SET EXERCISE –
Show every line below where "Редактировать" can be found.
▶
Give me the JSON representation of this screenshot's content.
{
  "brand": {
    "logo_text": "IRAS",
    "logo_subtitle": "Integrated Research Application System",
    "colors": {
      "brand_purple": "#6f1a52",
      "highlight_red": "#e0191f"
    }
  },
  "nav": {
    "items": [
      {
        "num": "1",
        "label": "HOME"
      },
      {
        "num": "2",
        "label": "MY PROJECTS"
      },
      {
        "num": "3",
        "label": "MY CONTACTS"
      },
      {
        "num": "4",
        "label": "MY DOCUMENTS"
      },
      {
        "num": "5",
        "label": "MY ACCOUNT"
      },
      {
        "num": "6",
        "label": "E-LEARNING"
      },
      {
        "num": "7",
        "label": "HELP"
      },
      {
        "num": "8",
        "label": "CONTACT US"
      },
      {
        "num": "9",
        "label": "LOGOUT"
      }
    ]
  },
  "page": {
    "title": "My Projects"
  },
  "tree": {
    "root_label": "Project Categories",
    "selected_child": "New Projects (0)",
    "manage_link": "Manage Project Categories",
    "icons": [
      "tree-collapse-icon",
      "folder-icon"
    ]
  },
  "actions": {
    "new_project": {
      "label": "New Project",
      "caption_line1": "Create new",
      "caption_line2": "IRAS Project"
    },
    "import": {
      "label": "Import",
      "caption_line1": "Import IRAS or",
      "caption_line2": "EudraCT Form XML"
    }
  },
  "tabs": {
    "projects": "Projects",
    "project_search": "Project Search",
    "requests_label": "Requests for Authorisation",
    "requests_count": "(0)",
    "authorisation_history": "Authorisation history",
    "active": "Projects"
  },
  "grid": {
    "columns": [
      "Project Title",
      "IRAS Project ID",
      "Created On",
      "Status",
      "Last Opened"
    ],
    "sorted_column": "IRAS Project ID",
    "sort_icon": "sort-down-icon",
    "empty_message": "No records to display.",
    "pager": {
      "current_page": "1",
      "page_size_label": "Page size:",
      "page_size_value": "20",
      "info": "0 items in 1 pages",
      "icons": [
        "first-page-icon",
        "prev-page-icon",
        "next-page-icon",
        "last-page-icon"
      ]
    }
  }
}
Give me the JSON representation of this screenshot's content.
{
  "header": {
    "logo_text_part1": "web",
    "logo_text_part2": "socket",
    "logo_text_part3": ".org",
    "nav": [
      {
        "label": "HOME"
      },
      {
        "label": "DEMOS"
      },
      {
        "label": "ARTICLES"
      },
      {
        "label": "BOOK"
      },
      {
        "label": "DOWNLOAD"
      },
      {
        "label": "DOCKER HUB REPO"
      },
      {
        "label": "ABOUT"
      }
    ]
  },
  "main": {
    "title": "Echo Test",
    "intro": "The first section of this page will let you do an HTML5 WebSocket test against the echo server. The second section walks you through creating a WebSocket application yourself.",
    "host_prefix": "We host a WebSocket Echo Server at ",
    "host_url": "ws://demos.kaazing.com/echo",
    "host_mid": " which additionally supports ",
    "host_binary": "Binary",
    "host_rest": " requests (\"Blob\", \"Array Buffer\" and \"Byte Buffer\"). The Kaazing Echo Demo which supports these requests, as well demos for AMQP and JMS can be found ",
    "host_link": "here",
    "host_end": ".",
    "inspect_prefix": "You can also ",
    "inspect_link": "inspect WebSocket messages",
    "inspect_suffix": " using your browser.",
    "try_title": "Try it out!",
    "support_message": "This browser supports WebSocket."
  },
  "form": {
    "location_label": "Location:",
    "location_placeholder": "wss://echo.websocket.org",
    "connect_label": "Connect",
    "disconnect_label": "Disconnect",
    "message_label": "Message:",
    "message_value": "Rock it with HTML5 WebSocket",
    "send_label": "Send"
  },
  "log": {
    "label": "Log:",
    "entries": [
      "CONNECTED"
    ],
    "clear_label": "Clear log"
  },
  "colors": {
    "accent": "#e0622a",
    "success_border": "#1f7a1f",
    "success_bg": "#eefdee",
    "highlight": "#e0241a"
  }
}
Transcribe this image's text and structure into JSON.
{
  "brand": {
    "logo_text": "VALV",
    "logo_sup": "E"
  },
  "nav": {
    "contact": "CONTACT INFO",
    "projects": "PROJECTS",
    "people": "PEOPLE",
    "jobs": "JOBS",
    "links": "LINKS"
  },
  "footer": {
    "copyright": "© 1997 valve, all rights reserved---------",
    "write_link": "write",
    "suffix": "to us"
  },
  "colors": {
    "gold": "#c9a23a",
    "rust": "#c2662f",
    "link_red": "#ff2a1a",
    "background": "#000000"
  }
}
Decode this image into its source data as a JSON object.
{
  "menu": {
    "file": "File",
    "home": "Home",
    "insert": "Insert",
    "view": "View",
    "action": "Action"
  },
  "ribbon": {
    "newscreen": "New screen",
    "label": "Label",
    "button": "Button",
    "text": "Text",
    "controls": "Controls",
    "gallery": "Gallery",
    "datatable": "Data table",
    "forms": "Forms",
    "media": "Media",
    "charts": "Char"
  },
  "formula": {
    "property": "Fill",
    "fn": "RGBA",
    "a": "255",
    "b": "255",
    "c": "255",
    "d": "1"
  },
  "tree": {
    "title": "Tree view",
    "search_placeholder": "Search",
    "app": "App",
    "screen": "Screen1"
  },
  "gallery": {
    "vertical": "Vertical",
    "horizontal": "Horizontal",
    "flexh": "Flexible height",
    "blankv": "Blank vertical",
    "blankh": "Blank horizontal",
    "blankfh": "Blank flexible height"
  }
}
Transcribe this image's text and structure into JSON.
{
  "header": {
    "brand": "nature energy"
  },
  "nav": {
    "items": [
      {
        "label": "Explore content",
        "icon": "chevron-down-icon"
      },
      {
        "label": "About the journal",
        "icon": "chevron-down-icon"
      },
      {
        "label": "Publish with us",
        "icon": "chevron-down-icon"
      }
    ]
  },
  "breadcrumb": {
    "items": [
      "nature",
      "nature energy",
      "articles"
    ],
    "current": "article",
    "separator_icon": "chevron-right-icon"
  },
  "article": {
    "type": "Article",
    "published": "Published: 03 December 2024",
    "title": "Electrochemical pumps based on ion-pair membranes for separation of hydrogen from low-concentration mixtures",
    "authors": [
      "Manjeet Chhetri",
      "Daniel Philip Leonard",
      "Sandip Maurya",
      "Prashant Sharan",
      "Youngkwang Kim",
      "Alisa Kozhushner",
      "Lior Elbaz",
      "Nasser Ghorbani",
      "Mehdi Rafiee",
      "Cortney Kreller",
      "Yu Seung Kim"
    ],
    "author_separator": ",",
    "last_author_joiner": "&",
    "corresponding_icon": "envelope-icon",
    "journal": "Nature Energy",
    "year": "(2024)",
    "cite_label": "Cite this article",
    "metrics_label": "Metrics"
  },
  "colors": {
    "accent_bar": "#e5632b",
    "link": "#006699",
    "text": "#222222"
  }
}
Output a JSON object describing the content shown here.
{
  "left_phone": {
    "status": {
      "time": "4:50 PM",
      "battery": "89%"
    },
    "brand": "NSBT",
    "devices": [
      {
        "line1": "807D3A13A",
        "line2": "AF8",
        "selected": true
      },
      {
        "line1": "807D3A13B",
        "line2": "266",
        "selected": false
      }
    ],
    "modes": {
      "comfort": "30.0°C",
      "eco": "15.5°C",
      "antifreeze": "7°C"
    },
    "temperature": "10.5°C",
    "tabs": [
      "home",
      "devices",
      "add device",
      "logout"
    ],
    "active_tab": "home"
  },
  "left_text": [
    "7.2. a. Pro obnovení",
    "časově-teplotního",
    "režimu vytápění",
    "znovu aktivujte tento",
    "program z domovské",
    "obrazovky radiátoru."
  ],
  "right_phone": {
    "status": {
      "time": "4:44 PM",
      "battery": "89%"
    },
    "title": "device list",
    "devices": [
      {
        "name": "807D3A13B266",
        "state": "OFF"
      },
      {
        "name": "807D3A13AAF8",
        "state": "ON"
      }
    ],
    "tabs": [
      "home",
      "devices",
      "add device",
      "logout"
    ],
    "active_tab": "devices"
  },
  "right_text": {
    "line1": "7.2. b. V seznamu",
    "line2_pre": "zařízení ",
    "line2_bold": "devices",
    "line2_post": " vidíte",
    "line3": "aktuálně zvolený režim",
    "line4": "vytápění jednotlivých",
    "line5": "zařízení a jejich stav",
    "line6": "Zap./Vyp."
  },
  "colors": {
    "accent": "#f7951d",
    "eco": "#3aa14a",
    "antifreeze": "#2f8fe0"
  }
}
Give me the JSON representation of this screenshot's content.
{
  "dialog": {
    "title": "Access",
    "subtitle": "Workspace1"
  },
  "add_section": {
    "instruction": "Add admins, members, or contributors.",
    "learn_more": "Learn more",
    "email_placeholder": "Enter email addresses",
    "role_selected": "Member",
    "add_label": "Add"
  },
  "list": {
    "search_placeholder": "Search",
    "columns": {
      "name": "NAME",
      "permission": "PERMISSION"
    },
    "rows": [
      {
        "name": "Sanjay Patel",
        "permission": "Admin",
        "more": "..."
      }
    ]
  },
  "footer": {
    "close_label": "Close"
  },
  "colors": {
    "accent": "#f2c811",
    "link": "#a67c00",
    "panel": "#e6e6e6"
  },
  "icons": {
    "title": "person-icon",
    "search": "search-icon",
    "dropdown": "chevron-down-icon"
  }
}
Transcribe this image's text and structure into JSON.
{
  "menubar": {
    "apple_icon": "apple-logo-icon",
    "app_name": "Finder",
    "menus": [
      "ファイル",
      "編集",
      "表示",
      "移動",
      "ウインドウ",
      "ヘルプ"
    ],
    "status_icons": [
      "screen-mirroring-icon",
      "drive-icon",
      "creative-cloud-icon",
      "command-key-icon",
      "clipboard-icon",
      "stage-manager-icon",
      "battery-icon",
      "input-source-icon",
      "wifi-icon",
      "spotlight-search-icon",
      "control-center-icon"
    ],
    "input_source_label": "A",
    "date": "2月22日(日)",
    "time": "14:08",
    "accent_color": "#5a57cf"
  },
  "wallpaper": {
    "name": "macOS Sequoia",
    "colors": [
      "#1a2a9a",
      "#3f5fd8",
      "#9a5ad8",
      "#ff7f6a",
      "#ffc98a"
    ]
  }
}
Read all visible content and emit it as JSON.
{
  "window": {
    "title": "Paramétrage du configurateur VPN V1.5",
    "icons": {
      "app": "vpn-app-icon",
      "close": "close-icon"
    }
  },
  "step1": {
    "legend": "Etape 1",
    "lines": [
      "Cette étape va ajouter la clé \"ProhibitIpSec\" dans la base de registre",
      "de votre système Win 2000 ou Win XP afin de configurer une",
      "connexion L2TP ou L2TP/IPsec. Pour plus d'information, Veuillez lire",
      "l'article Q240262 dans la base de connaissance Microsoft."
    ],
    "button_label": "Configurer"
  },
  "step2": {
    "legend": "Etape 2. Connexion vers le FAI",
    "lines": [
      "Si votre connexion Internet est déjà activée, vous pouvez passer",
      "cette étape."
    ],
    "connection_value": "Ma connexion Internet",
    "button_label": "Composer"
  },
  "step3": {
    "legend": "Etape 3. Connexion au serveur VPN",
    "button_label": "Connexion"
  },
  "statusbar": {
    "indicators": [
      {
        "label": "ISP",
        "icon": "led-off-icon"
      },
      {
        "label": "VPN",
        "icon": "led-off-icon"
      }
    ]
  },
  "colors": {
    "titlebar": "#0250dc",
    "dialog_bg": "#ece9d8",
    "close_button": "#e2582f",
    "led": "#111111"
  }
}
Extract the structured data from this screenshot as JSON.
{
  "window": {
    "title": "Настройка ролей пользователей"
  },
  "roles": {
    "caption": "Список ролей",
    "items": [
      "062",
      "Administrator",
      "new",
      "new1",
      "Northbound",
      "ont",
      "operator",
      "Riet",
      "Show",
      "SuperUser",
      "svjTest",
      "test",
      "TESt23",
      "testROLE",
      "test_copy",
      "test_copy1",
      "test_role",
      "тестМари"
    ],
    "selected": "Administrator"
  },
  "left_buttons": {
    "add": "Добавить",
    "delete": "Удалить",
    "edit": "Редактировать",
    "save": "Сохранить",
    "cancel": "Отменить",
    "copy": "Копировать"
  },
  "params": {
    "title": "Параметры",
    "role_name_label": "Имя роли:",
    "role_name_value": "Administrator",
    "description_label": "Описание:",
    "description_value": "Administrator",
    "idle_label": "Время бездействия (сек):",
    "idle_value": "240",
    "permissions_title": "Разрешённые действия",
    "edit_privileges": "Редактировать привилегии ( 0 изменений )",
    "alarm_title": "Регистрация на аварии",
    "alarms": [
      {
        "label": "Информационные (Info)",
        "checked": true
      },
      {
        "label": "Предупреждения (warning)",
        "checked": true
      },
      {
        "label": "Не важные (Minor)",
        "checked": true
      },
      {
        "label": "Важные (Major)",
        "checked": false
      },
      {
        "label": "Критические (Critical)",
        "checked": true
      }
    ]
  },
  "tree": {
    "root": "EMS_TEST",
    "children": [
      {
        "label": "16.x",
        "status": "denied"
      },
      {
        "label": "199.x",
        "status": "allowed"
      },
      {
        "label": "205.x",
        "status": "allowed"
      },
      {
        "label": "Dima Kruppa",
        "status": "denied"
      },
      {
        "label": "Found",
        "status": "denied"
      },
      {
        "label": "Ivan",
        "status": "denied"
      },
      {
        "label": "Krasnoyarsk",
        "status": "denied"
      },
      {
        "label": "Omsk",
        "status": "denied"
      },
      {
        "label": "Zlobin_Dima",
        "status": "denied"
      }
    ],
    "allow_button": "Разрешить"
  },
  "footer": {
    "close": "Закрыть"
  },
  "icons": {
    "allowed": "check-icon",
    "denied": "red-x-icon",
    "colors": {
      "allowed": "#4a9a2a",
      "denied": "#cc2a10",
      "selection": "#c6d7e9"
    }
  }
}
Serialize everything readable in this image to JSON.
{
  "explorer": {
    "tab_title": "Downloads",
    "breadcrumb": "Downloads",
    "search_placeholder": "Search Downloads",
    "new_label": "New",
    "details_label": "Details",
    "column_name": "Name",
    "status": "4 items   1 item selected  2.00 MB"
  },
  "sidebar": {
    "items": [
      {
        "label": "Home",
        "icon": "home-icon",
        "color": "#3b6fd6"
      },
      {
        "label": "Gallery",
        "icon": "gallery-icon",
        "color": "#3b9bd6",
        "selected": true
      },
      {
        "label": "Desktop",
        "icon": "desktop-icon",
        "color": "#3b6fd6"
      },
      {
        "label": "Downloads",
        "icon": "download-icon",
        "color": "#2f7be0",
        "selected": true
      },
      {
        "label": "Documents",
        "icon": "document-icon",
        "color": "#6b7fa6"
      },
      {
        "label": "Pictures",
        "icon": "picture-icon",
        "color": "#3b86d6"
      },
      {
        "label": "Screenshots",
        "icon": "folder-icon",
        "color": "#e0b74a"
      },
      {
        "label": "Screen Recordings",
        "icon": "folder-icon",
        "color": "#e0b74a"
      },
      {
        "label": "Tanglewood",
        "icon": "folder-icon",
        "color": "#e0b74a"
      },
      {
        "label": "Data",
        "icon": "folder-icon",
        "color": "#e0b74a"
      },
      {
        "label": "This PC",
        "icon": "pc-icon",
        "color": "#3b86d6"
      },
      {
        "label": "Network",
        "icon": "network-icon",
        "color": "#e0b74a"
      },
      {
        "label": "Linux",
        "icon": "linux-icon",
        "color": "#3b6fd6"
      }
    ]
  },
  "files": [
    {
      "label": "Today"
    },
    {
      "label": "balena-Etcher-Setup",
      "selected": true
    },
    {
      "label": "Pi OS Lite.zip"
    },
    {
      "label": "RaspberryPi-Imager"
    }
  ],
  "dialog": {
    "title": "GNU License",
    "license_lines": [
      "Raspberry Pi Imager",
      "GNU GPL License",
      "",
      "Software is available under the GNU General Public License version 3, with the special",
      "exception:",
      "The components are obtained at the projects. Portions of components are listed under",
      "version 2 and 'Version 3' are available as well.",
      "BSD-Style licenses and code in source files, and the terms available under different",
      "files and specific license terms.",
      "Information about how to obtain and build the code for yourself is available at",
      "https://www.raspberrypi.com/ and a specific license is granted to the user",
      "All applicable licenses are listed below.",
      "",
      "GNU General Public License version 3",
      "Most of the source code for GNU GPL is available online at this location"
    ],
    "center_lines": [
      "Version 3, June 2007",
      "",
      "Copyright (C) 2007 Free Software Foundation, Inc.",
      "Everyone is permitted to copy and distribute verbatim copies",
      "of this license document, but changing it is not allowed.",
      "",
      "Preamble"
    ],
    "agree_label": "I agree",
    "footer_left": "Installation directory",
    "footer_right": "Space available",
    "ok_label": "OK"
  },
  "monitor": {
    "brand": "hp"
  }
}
◀
SOLUTION TO THIS EXERCISE –
    "edit": "Редактировать",
    "edit_privileges": "Редактировать привилегии ( 0 изменений )",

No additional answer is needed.